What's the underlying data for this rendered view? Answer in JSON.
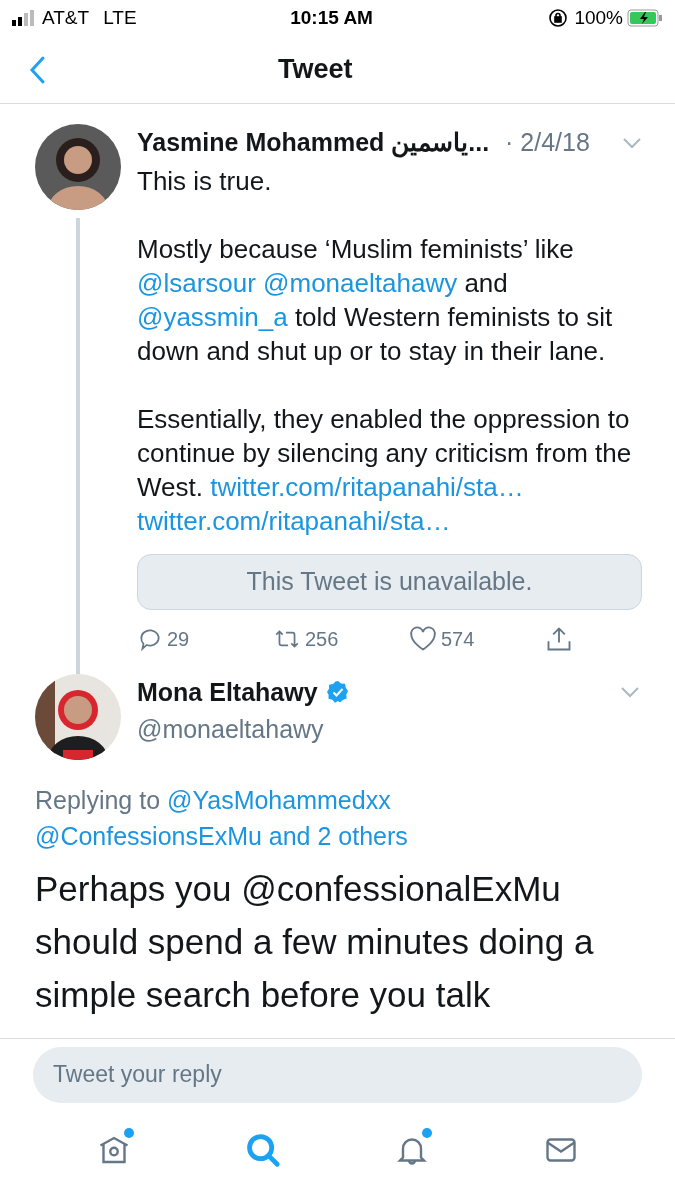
{
  "status_bar": {
    "carrier": "AT&T",
    "network": "LTE",
    "time": "10:15 AM",
    "battery": "100%"
  },
  "header": {
    "title": "Tweet"
  },
  "tweets": [
    {
      "name": "Yasmine Mohammed ياسمين...",
      "verified": false,
      "date": "· 2/4/18",
      "thread_line": true,
      "kind": "timeline",
      "paragraphs": [
        [
          {
            "kind": "text",
            "text": "This is true."
          }
        ],
        [
          {
            "kind": "text",
            "text": "Mostly because ‘Muslim feminists’ like "
          },
          {
            "kind": "link",
            "text": "@lsarsour"
          },
          {
            "kind": "link",
            "text": " @monaeltahawy"
          },
          {
            "kind": "text",
            "text": " and "
          },
          {
            "kind": "link",
            "text": "@yassmin_a"
          },
          {
            "kind": "text",
            "text": " told Western feminists to sit down and shut up or to stay in their lane."
          }
        ],
        [
          {
            "kind": "text",
            "text": "Essentially, they enabled the oppression to continue by silencing any criticism from the West. "
          },
          {
            "kind": "link",
            "text": "twitter.com/ritapanahi/sta…"
          },
          {
            "kind": "link",
            "text": " twitter.com/ritapanahi/sta…"
          }
        ]
      ],
      "quote": "This Tweet is unavailable.",
      "actions": [
        {
          "kind": "reply",
          "count": "29"
        },
        {
          "kind": "retweet",
          "count": "256"
        },
        {
          "kind": "like",
          "count": "574"
        },
        {
          "kind": "share"
        }
      ]
    },
    {
      "name": "Mona Eltahawy",
      "verified": true,
      "handle": "@monaeltahawy",
      "thread_line": false,
      "kind": "focused",
      "replying": [
        {
          "kind": "text",
          "text": "Replying to "
        },
        {
          "kind": "link",
          "text": "@YasMohammedxx"
        },
        {
          "kind": "link",
          "text": " @ConfessionsExMu and 2 others"
        }
      ],
      "paragraphs": [
        [
          {
            "kind": "text",
            "text": "Perhaps you @confessionalExMu should spend a few minutes doing a simple search before you talk"
          }
        ]
      ]
    }
  ],
  "reply_box": {
    "placeholder": "Tweet your reply"
  },
  "tabs": [
    {
      "kind": "home",
      "selected": false,
      "badge": true
    },
    {
      "kind": "search",
      "selected": true,
      "badge": false
    },
    {
      "kind": "notifications",
      "selected": false,
      "badge": true
    },
    {
      "kind": "messages",
      "selected": false,
      "badge": false
    }
  ]
}
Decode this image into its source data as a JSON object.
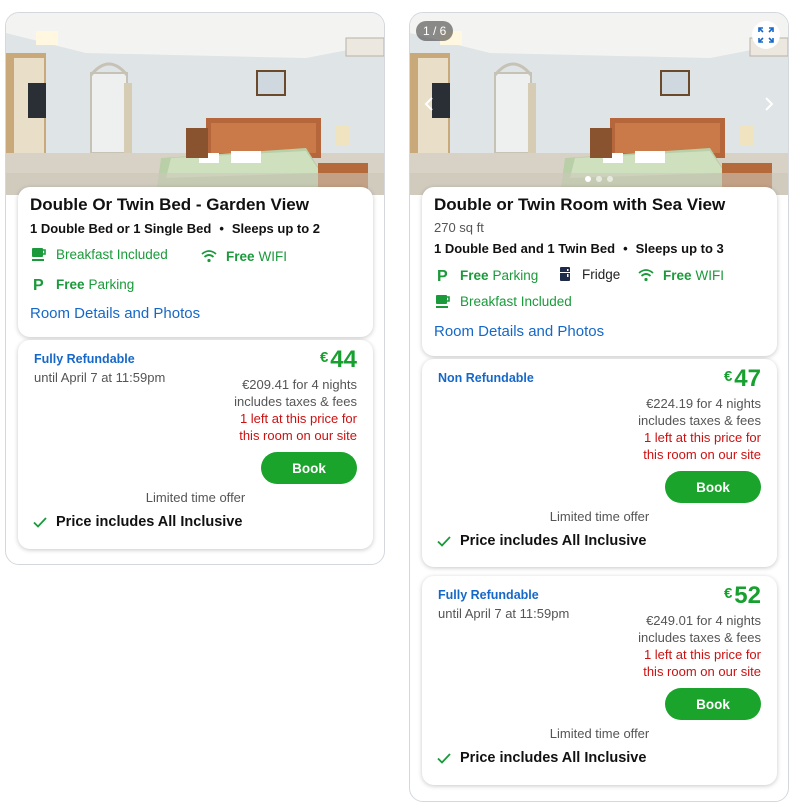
{
  "cards": [
    {
      "title": "Double Or Twin Bed - Garden View",
      "beds": "1 Double Bed or 1 Single Bed",
      "sleeps": "Sleeps up to 2",
      "amenities": [
        {
          "icon": "coffee-cup-icon",
          "strong": "",
          "text": "Breakfast Included"
        },
        {
          "icon": "wifi-icon",
          "strong": "Free",
          "text": "WIFI"
        },
        {
          "icon": "parking-icon",
          "strong": "Free",
          "text": "Parking"
        }
      ],
      "details_link": "Room Details and Photos",
      "offers": [
        {
          "refund": "Fully Refundable",
          "until": "until April 7 at 11:59pm",
          "currency": "€",
          "price": "44",
          "total": "€209.41 for 4 nights",
          "taxes": "includes taxes & fees",
          "scarcity_1": "1 left at this price for",
          "scarcity_2": "this room on our site",
          "book_label": "Book",
          "limited": "Limited time offer",
          "includes": "Price includes All Inclusive"
        }
      ]
    },
    {
      "title": "Double or Twin Room with Sea View",
      "size": "270 sq ft",
      "beds": "1 Double Bed and 1 Twin Bed",
      "sleeps": "Sleeps up to 3",
      "photo_counter": "1 / 6",
      "amenities": [
        {
          "icon": "parking-icon",
          "strong": "Free",
          "text": "Parking"
        },
        {
          "icon": "fridge-icon",
          "strong": "",
          "text": "Fridge"
        },
        {
          "icon": "wifi-icon",
          "strong": "Free",
          "text": "WIFI"
        },
        {
          "icon": "coffee-cup-icon",
          "strong": "",
          "text": "Breakfast Included"
        }
      ],
      "details_link": "Room Details and Photos",
      "offers": [
        {
          "refund": "Non Refundable",
          "currency": "€",
          "price": "47",
          "total": "€224.19 for 4 nights",
          "taxes": "includes taxes & fees",
          "scarcity_1": "1 left at this price for",
          "scarcity_2": "this room on our site",
          "book_label": "Book",
          "limited": "Limited time offer",
          "includes": "Price includes All Inclusive"
        },
        {
          "refund": "Fully Refundable",
          "until": "until April 7 at 11:59pm",
          "currency": "€",
          "price": "52",
          "total": "€249.01 for 4 nights",
          "taxes": "includes taxes & fees",
          "scarcity_1": "1 left at this price for",
          "scarcity_2": "this room on our site",
          "book_label": "Book",
          "limited": "Limited time offer",
          "includes": "Price includes All Inclusive"
        }
      ]
    }
  ],
  "colors": {
    "price_green": "#17a02f",
    "book_green": "#1aa42b",
    "link_blue": "#1668c8",
    "scarcity_red": "#cc1111"
  }
}
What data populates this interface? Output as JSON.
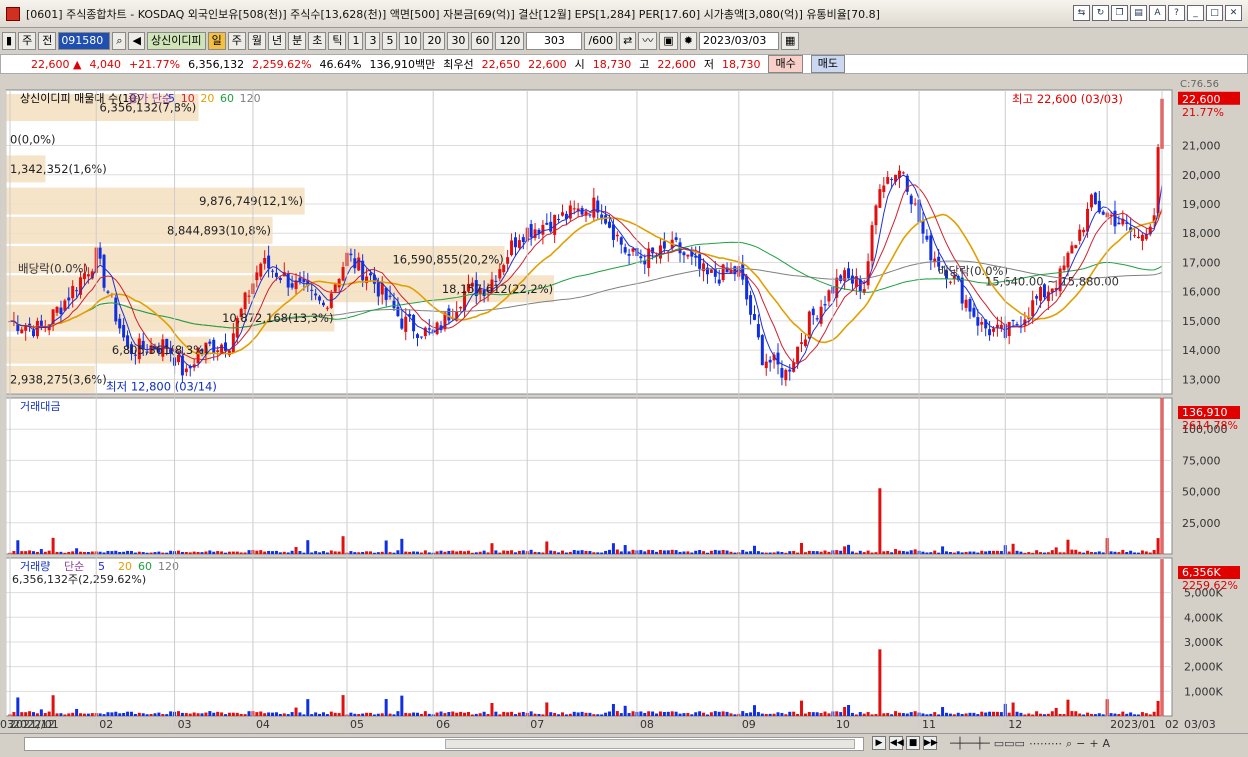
{
  "window": {
    "title": "[0601] 주식종합차트 - KOSDAQ 외국인보유[508(천)] 주식수[13,628(천)] 액면[500] 자본금[69(억)] 결산[12월] EPS[1,284] PER[17.60] 시가총액[3,080(억)] 유통비율[70.8]"
  },
  "toolbar": {
    "mode": "주",
    "period_type": "전",
    "code": "091580",
    "stock_name": "상신이디피",
    "periods": [
      "일",
      "주",
      "월",
      "년",
      "분",
      "초",
      "틱"
    ],
    "active_period": "일",
    "nums": [
      "1",
      "3",
      "5",
      "10",
      "20",
      "30",
      "60",
      "120"
    ],
    "count": "303",
    "count_max": "/600",
    "date": "2023/03/03"
  },
  "quote": {
    "price": "22,600 ▲",
    "change": "4,040",
    "pct": "+21.77%",
    "volume": "6,356,132",
    "vol_ratio": "2,259.62%",
    "rate": "46.64%",
    "amount": "136,910백만",
    "best_label": "최우선",
    "best_ask": "22,650",
    "best_bid": "22,600",
    "open_label": "시",
    "open": "18,730",
    "high_label": "고",
    "high": "22,600",
    "low_label": "저",
    "low": "18,730",
    "buy": "매수",
    "sell": "매도"
  },
  "price_panel": {
    "header": [
      "상신이디피 매물대 수(10)",
      "종가 단순",
      "5",
      "10",
      "20",
      "60",
      "120"
    ],
    "ma_colors": {
      "ma5": "#2030d0",
      "ma10": "#d02030",
      "ma20": "#e0a000",
      "ma60": "#20a040",
      "ma120": "#808080"
    },
    "corner_label": "C:76.56",
    "last_price_tag": "22,600",
    "last_pct_tag": "21.77%",
    "high_note": "최고 22,600 (03/03)",
    "low_note": "최저 12,800 (03/14)",
    "dividend_labels": [
      "배당락(0.0%)",
      "배당락(0.0%)"
    ],
    "gap_label": "15,640.00 ~ 15,880.00",
    "y_ticks": [
      "21,000",
      "20,000",
      "19,000",
      "18,000",
      "17,000",
      "16,000",
      "15,000",
      "14,000",
      "13,000"
    ],
    "volume_profile": [
      {
        "label": "6,356,132(7,8%)",
        "price": 22300,
        "width_pct": 7.8
      },
      {
        "label": "0(0,0%)",
        "price": 21200,
        "width_pct": 0
      },
      {
        "label": "1,342,352(1,6%)",
        "price": 20200,
        "width_pct": 1.6
      },
      {
        "label": "9,876,749(12,1%)",
        "price": 19100,
        "width_pct": 12.1
      },
      {
        "label": "8,844,893(10,8%)",
        "price": 18100,
        "width_pct": 10.8
      },
      {
        "label": "16,590,855(20,2%)",
        "price": 17100,
        "width_pct": 20.2
      },
      {
        "label": "18,157,612(22,2%)",
        "price": 16100,
        "width_pct": 22.2
      },
      {
        "label": "10,872,168(13,3%)",
        "price": 15100,
        "width_pct": 13.3
      },
      {
        "label": "6,805,361(8,3%)",
        "price": 14000,
        "width_pct": 8.3
      },
      {
        "label": "2,938,275(3,6%)",
        "price": 13000,
        "width_pct": 3.6
      }
    ]
  },
  "amount_panel": {
    "title": "거래대금",
    "tag": "136,910",
    "tag_pct": "2614.78%",
    "y_ticks": [
      "100,000",
      "75,000",
      "50,000",
      "25,000"
    ]
  },
  "volume_panel": {
    "title": "거래량",
    "ma_label": "단순",
    "ma_nums": [
      "5",
      "20",
      "60",
      "120"
    ],
    "info": "6,356,132주(2,259.62%)",
    "tag": "6,356K",
    "tag_pct": "2259.62%",
    "y_ticks": [
      "5,000K",
      "4,000K",
      "3,000K",
      "2,000K",
      "1,000K"
    ]
  },
  "x_axis": [
    "2021/12",
    "2022/01",
    "02",
    "03",
    "04",
    "05",
    "06",
    "07",
    "08",
    "09",
    "10",
    "11",
    "12",
    "2023/01",
    "02",
    "03"
  ],
  "x_axis_right": "03/03",
  "chart_data": {
    "type": "candlestick",
    "last_close": 22600,
    "high": 22600,
    "low": 12800,
    "ylim": [
      12500,
      22900
    ],
    "amount_ylim": [
      0,
      125000
    ],
    "volume_ylim": [
      0,
      6400000
    ],
    "anchors": [
      [
        0,
        15000
      ],
      [
        8,
        14700
      ],
      [
        14,
        15700
      ],
      [
        22,
        17200
      ],
      [
        30,
        14000
      ],
      [
        40,
        14200
      ],
      [
        45,
        13100
      ],
      [
        48,
        14000
      ],
      [
        56,
        14300
      ],
      [
        64,
        17000
      ],
      [
        70,
        16500
      ],
      [
        80,
        15500
      ],
      [
        86,
        17200
      ],
      [
        92,
        16500
      ],
      [
        100,
        15000
      ],
      [
        108,
        14500
      ],
      [
        116,
        16000
      ],
      [
        122,
        16200
      ],
      [
        130,
        18000
      ],
      [
        140,
        18500
      ],
      [
        150,
        19000
      ],
      [
        158,
        17200
      ],
      [
        164,
        17200
      ],
      [
        170,
        17500
      ],
      [
        178,
        16500
      ],
      [
        186,
        16700
      ],
      [
        192,
        13800
      ],
      [
        198,
        13200
      ],
      [
        204,
        15000
      ],
      [
        212,
        16500
      ],
      [
        218,
        16200
      ],
      [
        222,
        19800
      ],
      [
        228,
        20200
      ],
      [
        234,
        17500
      ],
      [
        240,
        16600
      ],
      [
        248,
        14800
      ],
      [
        254,
        14500
      ],
      [
        262,
        15700
      ],
      [
        268,
        16500
      ],
      [
        276,
        19000
      ],
      [
        282,
        18500
      ],
      [
        288,
        17800
      ],
      [
        292,
        18700
      ],
      [
        294,
        22600
      ]
    ]
  }
}
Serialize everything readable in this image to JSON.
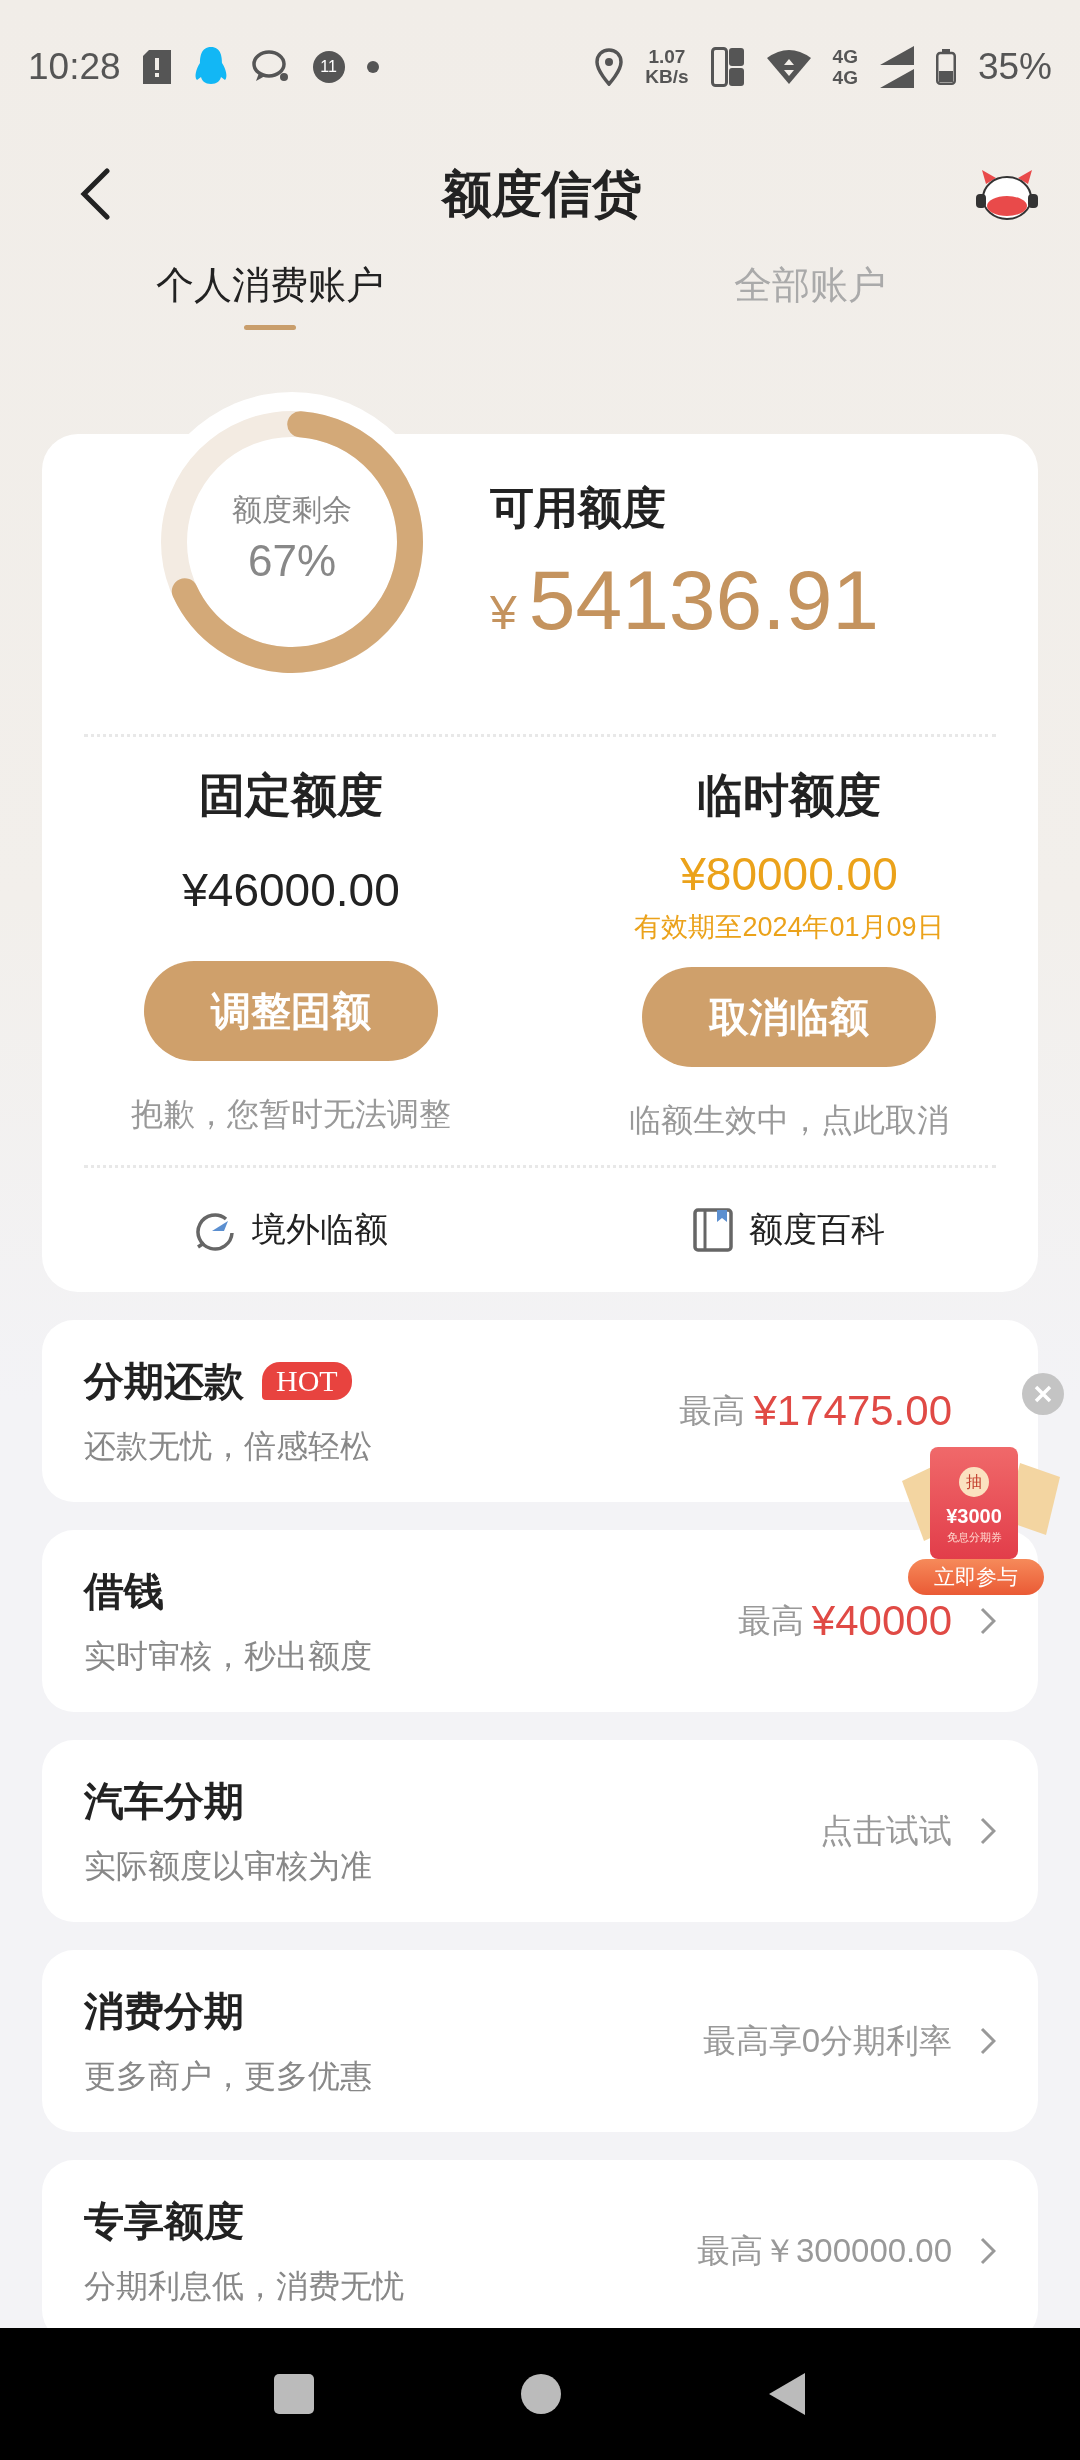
{
  "status_bar": {
    "time": "10:28",
    "notification_count": "11",
    "net_speed": "1.07",
    "net_unit": "KB/s",
    "networks": [
      "4G",
      "4G"
    ],
    "battery": "35%"
  },
  "header": {
    "title": "额度信贷"
  },
  "tabs": [
    {
      "label": "个人消费账户",
      "selected": true
    },
    {
      "label": "全部账户",
      "selected": false
    }
  ],
  "summary": {
    "ring_label": "额度剩余",
    "ring_percent": "67%",
    "level": 0.67,
    "available_label": "可用额度",
    "currency": "¥",
    "available_amount": "54136.91"
  },
  "quotas": [
    {
      "kind": "fixed",
      "title": "固定额度",
      "amount": "¥46000.00",
      "button": "调整固额",
      "note": "抱歉，您暂时无法调整"
    },
    {
      "kind": "temporary",
      "title": "临时额度",
      "amount": "¥80000.00",
      "validity": "有效期至2024年01月09日",
      "button": "取消临额",
      "note": "临额生效中，点此取消"
    }
  ],
  "links": [
    {
      "label": "境外临额"
    },
    {
      "label": "额度百科"
    }
  ],
  "products": [
    {
      "title": "分期还款",
      "badge": "HOT",
      "subtitle": "还款无忧，倍感轻松",
      "kind": "highlight",
      "limit_label": "最高",
      "limit_value": "¥17475.00",
      "chevron": false
    },
    {
      "title": "借钱",
      "subtitle": "实时审核，秒出额度",
      "kind": "highlight",
      "limit_label": "最高",
      "limit_value": "¥40000",
      "chevron": true
    },
    {
      "title": "汽车分期",
      "subtitle": "实际额度以审核为准",
      "kind": "plain",
      "limit_value": "点击试试",
      "chevron": true
    },
    {
      "title": "消费分期",
      "subtitle": "更多商户，更多优惠",
      "kind": "plain",
      "limit_value": "最高享0分期利率",
      "chevron": true
    },
    {
      "title": "专享额度",
      "subtitle": "分期利息低，消费无忧",
      "kind": "plain",
      "limit_value": "最高￥300000.00",
      "chevron": true
    }
  ],
  "promo": {
    "stamp": "抽",
    "amount": "¥3000",
    "caption": "免息分期券",
    "button": "立即参与"
  }
}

:: Your objective ::
Check the data for the word "subtitle" and pull out the lines that have it.

:: Task answer ::
      "subtitle": "还款无忧，倍感轻松",
      "subtitle": "实时审核，秒出额度",
      "subtitle": "实际额度以审核为准",
      "subtitle": "更多商户，更多优惠",
      "subtitle": "分期利息低，消费无忧",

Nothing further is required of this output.